PROBLEM TO SOLVE.
Identify the lines holding "their" and copy them.
----------------
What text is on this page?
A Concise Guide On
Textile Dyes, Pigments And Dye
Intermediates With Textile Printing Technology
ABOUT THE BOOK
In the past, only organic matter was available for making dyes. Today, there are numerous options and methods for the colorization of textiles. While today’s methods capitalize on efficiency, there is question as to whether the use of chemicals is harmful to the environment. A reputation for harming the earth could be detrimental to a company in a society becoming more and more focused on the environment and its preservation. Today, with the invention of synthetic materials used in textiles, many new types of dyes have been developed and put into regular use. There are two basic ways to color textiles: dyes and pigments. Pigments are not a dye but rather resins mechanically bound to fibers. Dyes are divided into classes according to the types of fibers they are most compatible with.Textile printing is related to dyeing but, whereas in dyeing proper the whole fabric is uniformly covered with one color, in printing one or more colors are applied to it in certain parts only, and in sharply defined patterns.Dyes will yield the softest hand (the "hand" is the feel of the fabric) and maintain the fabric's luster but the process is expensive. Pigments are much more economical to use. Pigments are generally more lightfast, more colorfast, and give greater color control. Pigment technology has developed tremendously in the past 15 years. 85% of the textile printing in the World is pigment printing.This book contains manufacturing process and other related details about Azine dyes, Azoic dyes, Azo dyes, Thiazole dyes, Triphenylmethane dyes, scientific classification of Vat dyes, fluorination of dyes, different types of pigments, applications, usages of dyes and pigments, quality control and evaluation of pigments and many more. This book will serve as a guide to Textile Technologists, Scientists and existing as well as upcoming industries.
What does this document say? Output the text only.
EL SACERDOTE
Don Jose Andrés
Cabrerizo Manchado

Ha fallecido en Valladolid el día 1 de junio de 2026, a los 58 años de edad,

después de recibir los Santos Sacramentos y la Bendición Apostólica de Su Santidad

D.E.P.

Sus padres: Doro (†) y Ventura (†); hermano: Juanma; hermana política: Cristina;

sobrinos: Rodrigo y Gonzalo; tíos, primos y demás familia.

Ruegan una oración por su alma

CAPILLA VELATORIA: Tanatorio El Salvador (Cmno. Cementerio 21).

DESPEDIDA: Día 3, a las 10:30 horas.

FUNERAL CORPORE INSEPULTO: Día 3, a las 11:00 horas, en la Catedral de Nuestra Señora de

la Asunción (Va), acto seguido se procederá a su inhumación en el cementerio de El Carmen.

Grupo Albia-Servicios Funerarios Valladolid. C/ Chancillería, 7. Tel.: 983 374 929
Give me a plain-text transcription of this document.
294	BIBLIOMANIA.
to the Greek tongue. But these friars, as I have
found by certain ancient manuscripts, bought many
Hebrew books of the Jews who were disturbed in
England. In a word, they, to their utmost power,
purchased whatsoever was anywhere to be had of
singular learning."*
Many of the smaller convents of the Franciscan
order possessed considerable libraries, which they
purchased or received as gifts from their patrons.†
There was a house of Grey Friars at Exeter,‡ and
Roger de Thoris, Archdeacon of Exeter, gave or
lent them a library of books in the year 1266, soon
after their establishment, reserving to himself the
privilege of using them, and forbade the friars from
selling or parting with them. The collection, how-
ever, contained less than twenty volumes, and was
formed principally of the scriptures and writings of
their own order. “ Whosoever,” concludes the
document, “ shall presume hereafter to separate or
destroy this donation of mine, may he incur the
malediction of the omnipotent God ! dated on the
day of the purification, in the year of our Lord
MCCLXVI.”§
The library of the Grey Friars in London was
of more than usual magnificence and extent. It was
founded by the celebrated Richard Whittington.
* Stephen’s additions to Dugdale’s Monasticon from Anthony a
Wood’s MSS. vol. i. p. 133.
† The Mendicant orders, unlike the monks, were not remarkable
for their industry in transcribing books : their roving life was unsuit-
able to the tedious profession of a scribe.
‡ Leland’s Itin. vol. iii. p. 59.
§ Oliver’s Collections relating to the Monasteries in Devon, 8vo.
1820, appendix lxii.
----------------
TASK ANSWER.
England. In a word, they, to their utmost power,
purchased or received as gifts from their patrons.†
after their establishment, reserving to himself the
their own order. “ Whosoever,” concludes the
for their industry in transcribing books : their roving life was unsuit-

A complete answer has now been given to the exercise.